:: Source material

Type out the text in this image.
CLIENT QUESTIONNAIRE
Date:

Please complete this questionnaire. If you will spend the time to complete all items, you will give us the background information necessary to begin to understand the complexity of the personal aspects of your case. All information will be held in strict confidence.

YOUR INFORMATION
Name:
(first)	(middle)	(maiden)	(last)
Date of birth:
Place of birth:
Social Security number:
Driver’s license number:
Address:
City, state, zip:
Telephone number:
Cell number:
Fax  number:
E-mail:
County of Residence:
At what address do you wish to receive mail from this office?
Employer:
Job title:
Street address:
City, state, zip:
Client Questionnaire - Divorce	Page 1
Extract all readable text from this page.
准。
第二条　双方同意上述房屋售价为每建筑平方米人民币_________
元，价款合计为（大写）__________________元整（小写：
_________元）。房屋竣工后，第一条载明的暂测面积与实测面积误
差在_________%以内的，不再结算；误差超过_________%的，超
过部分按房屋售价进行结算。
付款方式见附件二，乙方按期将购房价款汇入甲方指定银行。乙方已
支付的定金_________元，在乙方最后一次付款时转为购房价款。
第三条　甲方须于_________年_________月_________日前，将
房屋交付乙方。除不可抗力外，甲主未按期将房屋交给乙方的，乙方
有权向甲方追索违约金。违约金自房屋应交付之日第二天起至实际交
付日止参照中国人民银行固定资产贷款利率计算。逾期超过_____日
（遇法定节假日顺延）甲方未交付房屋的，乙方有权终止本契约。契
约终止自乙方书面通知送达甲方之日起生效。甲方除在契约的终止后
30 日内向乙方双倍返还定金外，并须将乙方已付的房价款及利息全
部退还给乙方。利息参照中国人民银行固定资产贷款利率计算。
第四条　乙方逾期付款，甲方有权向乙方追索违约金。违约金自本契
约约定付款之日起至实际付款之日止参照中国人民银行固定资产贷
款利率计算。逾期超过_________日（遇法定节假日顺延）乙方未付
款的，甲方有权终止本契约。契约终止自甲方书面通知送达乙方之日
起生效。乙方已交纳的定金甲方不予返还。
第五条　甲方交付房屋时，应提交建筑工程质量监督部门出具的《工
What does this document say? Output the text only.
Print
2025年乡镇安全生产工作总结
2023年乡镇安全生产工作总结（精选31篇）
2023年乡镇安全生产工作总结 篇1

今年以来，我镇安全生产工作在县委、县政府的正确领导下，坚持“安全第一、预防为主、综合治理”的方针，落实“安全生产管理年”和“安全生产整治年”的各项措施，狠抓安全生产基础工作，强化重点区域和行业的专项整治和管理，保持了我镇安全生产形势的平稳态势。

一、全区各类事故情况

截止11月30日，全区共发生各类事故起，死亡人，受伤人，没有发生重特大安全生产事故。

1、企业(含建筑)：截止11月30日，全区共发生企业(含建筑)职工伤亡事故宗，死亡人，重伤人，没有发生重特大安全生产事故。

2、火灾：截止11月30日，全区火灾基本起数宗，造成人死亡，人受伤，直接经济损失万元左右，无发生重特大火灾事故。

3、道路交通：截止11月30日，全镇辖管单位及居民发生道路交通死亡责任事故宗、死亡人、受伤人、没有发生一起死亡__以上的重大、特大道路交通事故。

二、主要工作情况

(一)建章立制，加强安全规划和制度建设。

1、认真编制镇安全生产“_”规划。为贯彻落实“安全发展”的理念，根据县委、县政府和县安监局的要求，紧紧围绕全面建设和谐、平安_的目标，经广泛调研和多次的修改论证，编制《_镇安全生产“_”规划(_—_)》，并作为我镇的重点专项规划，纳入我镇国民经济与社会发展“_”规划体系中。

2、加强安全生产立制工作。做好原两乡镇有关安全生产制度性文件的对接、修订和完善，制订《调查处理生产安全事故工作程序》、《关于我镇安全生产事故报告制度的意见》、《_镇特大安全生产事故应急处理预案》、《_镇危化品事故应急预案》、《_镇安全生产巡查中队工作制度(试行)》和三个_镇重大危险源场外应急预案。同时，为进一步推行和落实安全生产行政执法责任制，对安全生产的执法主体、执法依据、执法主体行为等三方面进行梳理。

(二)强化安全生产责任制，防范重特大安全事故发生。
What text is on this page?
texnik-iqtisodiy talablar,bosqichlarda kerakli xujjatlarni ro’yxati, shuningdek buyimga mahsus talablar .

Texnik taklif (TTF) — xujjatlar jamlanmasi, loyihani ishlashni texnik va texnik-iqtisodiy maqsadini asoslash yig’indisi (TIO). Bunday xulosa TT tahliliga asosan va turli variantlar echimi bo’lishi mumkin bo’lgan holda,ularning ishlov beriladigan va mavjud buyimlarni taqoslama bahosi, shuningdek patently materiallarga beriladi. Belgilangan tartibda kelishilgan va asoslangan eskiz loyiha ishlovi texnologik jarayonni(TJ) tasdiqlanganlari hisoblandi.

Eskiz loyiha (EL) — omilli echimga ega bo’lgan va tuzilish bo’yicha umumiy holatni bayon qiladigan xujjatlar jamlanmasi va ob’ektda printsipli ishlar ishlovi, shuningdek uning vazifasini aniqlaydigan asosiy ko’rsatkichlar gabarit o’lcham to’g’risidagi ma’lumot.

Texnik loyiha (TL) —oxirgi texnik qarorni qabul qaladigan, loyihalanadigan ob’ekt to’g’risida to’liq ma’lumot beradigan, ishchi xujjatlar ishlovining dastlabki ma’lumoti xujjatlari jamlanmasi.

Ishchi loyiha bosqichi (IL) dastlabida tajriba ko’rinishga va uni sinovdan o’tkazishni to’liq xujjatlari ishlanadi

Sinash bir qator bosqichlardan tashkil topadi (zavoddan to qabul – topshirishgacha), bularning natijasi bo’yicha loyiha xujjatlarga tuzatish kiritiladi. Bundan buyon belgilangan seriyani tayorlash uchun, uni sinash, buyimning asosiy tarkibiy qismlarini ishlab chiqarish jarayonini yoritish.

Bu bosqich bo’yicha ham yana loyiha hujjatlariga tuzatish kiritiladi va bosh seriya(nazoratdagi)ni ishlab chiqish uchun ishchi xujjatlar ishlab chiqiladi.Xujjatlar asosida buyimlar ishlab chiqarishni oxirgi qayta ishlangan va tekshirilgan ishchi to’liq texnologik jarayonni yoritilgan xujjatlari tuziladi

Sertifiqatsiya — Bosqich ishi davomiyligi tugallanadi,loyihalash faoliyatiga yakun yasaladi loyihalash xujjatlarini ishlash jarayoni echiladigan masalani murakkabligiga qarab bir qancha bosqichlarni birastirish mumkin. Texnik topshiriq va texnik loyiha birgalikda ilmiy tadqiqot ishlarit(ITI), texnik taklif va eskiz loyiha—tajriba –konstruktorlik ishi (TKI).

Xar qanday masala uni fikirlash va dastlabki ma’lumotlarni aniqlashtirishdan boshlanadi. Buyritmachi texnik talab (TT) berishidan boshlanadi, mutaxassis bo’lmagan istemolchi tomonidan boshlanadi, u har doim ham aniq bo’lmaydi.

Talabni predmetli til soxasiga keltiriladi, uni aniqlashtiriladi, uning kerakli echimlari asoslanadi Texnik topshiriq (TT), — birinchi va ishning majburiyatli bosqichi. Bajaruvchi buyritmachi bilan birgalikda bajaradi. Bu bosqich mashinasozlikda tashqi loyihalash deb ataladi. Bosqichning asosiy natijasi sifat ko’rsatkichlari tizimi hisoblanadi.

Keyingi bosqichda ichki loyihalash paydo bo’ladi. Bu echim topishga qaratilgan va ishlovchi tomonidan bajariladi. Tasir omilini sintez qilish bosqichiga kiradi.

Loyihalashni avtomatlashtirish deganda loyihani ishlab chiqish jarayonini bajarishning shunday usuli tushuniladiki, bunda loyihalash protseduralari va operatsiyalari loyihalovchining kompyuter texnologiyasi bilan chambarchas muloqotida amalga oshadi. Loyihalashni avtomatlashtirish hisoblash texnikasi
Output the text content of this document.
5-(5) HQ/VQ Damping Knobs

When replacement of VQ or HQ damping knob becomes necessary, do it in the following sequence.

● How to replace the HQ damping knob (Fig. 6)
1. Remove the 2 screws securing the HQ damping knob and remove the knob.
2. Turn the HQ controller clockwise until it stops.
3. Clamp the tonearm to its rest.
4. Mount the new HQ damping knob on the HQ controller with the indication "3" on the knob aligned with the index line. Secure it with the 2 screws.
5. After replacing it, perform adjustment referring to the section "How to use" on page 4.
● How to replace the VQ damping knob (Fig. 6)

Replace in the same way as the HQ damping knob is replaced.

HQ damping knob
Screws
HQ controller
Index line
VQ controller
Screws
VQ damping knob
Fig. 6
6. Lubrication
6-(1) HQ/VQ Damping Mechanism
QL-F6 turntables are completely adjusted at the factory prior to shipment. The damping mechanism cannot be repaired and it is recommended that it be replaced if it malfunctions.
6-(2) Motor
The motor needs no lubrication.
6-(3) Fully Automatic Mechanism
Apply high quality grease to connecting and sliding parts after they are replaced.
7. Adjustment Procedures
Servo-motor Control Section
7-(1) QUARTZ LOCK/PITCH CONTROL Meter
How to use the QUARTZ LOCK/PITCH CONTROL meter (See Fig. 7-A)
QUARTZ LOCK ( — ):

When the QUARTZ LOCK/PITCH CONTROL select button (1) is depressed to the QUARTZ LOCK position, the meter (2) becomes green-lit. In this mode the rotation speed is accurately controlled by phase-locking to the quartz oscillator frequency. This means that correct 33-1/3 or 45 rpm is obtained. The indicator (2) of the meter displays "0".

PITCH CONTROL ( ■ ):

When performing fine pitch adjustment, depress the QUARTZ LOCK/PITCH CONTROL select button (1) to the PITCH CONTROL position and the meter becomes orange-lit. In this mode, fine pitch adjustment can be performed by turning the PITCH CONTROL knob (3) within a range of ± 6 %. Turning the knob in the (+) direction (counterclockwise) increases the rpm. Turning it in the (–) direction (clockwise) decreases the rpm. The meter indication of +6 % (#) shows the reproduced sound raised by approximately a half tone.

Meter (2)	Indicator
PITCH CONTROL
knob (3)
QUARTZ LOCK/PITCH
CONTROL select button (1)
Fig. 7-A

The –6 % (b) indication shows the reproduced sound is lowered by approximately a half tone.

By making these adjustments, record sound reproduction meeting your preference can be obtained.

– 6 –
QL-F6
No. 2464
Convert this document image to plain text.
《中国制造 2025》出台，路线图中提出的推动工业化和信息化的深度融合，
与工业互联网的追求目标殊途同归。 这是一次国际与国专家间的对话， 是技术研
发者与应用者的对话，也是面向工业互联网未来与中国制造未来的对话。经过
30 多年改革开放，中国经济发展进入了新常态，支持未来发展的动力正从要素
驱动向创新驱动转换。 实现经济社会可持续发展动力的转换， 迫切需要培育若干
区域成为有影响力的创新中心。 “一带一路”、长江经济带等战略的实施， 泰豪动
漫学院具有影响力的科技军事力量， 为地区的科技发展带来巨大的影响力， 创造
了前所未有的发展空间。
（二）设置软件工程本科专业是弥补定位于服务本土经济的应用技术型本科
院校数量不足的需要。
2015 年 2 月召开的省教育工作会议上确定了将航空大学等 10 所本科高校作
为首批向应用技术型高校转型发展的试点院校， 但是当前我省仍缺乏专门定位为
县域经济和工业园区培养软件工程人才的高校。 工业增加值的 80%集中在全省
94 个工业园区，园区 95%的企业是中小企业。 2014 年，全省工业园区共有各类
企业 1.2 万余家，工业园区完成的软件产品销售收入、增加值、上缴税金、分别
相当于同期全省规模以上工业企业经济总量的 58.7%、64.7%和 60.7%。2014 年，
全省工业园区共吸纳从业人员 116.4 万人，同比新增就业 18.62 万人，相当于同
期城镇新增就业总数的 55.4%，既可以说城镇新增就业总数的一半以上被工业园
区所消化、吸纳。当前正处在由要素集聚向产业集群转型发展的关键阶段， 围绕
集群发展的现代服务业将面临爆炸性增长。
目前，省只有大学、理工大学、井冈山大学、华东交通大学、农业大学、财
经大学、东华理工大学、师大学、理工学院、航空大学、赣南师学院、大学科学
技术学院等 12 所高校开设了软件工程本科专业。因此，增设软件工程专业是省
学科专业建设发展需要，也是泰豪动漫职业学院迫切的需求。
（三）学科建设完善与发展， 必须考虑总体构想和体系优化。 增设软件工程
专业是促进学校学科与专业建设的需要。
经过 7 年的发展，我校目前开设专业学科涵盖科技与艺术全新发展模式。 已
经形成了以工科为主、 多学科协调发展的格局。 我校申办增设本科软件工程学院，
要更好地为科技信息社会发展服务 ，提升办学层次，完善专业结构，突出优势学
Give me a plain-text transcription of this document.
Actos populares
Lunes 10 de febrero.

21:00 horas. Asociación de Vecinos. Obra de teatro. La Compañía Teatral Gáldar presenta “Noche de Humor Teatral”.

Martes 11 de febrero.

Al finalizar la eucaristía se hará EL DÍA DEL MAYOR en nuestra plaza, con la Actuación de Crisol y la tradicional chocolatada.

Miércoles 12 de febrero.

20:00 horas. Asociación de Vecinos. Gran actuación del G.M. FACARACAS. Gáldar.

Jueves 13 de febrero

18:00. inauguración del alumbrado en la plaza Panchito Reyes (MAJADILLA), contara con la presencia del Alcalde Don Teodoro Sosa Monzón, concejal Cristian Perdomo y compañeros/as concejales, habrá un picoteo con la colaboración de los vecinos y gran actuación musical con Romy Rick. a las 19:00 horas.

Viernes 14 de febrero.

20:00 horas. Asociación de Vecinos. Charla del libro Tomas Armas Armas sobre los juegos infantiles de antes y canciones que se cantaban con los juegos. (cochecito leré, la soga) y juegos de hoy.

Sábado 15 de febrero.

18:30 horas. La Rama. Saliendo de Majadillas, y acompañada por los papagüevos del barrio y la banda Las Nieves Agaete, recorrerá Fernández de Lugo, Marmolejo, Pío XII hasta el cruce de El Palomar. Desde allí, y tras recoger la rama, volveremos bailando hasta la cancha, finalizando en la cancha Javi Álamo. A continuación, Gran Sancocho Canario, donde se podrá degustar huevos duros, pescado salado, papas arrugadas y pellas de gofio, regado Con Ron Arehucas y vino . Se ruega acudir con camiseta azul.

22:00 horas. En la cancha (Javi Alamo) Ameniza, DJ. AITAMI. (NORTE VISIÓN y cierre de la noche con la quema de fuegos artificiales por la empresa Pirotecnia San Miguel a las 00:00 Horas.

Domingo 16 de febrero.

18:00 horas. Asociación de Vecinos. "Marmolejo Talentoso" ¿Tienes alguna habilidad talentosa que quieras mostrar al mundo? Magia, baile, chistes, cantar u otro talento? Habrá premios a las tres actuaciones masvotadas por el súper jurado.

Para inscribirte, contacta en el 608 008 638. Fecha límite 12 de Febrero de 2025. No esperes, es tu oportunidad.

::::

What is needed:
Isolate the lines above that contain the word "kerakli" and copy them.

Written response:
texnik-iqtisodiy talablar,bosqichlarda kerakli xujjatlarni ro’yxati, shuningdek buyimga mahsus talablar .
Talabni predmetli til soxasiga keltiriladi, uni aniqlashtiriladi, uning kerakli echimlari asoslanadi Texnik topshiriq (TT), — birinchi va ishning majburiyatli bosqichi. Bajaruvchi buyritmachi bilan birgalikda bajaradi. Bu bosqich mashinasozlikda tashqi loyihalash deb ataladi. Bosqichning asosiy natijasi sifat ko’rsatkichlari tizimi hisoblanadi.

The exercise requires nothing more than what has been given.